Give the number of lines that hold the string "英语必修". Nothing else is needed.
'''
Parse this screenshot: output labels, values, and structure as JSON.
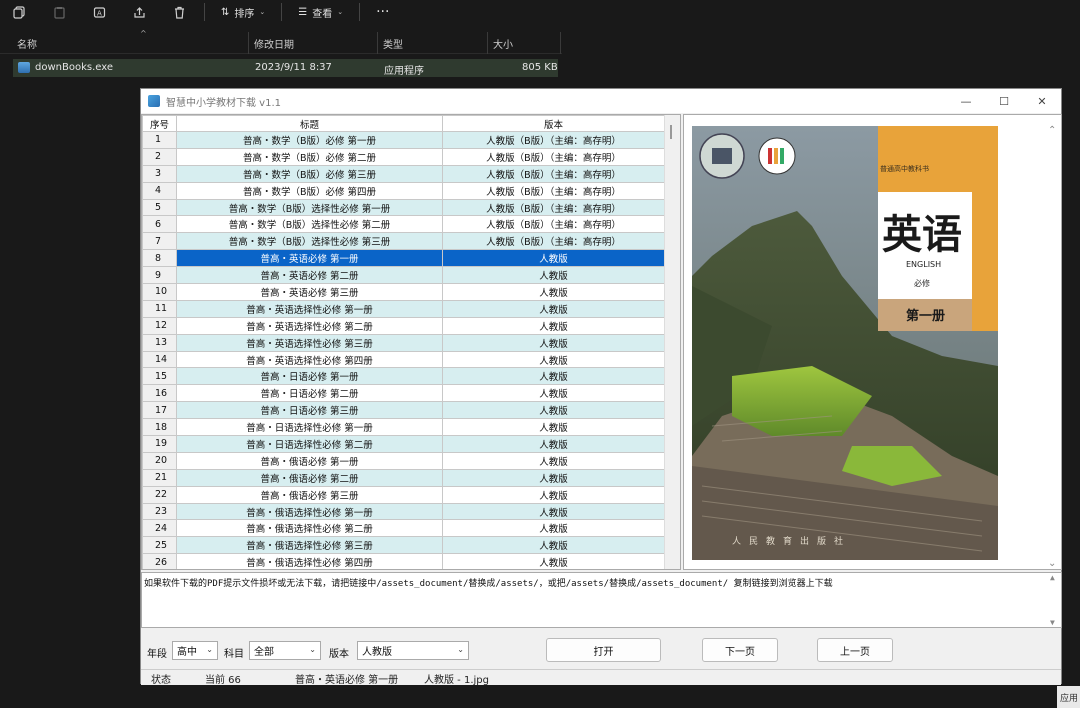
{
  "explorer": {
    "toolbar": {
      "sort_label": "排序",
      "view_label": "查看"
    },
    "columns": {
      "name": "名称",
      "modified": "修改日期",
      "type": "类型",
      "size": "大小"
    },
    "file": {
      "name": "downBooks.exe",
      "modified": "2023/9/11 8:37",
      "type": "应用程序",
      "size": "805 KB"
    }
  },
  "app": {
    "title": "智慧中小学教材下载 v1.1",
    "table": {
      "headers": [
        "序号",
        "标题",
        "版本"
      ],
      "selected_index": 7,
      "rows": [
        {
          "n": "1",
          "title": "普高・数学（B版）必修 第一册",
          "edition": "人教版（B版）（主编：高存明）"
        },
        {
          "n": "2",
          "title": "普高・数学（B版）必修 第二册",
          "edition": "人教版（B版）（主编：高存明）"
        },
        {
          "n": "3",
          "title": "普高・数学（B版）必修 第三册",
          "edition": "人教版（B版）（主编：高存明）"
        },
        {
          "n": "4",
          "title": "普高・数学（B版）必修 第四册",
          "edition": "人教版（B版）（主编：高存明）"
        },
        {
          "n": "5",
          "title": "普高・数学（B版）选择性必修 第一册",
          "edition": "人教版（B版）（主编：高存明）"
        },
        {
          "n": "6",
          "title": "普高・数学（B版）选择性必修 第二册",
          "edition": "人教版（B版）（主编：高存明）"
        },
        {
          "n": "7",
          "title": "普高・数学（B版）选择性必修 第三册",
          "edition": "人教版（B版）（主编：高存明）"
        },
        {
          "n": "8",
          "title": "普高・英语必修 第一册",
          "edition": "人教版"
        },
        {
          "n": "9",
          "title": "普高・英语必修 第二册",
          "edition": "人教版"
        },
        {
          "n": "10",
          "title": "普高・英语必修 第三册",
          "edition": "人教版"
        },
        {
          "n": "11",
          "title": "普高・英语选择性必修 第一册",
          "edition": "人教版"
        },
        {
          "n": "12",
          "title": "普高・英语选择性必修 第二册",
          "edition": "人教版"
        },
        {
          "n": "13",
          "title": "普高・英语选择性必修 第三册",
          "edition": "人教版"
        },
        {
          "n": "14",
          "title": "普高・英语选择性必修 第四册",
          "edition": "人教版"
        },
        {
          "n": "15",
          "title": "普高・日语必修 第一册",
          "edition": "人教版"
        },
        {
          "n": "16",
          "title": "普高・日语必修 第二册",
          "edition": "人教版"
        },
        {
          "n": "17",
          "title": "普高・日语必修 第三册",
          "edition": "人教版"
        },
        {
          "n": "18",
          "title": "普高・日语选择性必修 第一册",
          "edition": "人教版"
        },
        {
          "n": "19",
          "title": "普高・日语选择性必修 第二册",
          "edition": "人教版"
        },
        {
          "n": "20",
          "title": "普高・俄语必修 第一册",
          "edition": "人教版"
        },
        {
          "n": "21",
          "title": "普高・俄语必修 第二册",
          "edition": "人教版"
        },
        {
          "n": "22",
          "title": "普高・俄语必修 第三册",
          "edition": "人教版"
        },
        {
          "n": "23",
          "title": "普高・俄语选择性必修 第一册",
          "edition": "人教版"
        },
        {
          "n": "24",
          "title": "普高・俄语选择性必修 第二册",
          "edition": "人教版"
        },
        {
          "n": "25",
          "title": "普高・俄语选择性必修 第三册",
          "edition": "人教版"
        },
        {
          "n": "26",
          "title": "普高・俄语选择性必修 第四册",
          "edition": "人教版"
        }
      ]
    },
    "cover": {
      "series": "普通高中教科书",
      "title": "英语",
      "subtitle": "ENGLISH",
      "type": "必修",
      "volume": "第一册",
      "publisher": "人民教育出版社"
    },
    "message": "如果软件下载的PDF提示文件损坏或无法下载，请把链接中/assets_document/替换成/assets/，或把/assets/替换成/assets_document/ 复制链接到浏览器上下载",
    "controls": {
      "grade_label": "年段",
      "grade_value": "高中",
      "subject_label": "科目",
      "subject_value": "全部",
      "edition_label": "版本",
      "edition_value": "人教版",
      "open_button": "打开",
      "next_button": "下一页",
      "prev_button": "上一页"
    },
    "status": {
      "label": "状态",
      "current": "当前 66",
      "book": "普高・英语必修 第一册",
      "file": "人教版 - 1.jpg"
    }
  },
  "corner_label": "应用"
}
'''
[Task answer]: 4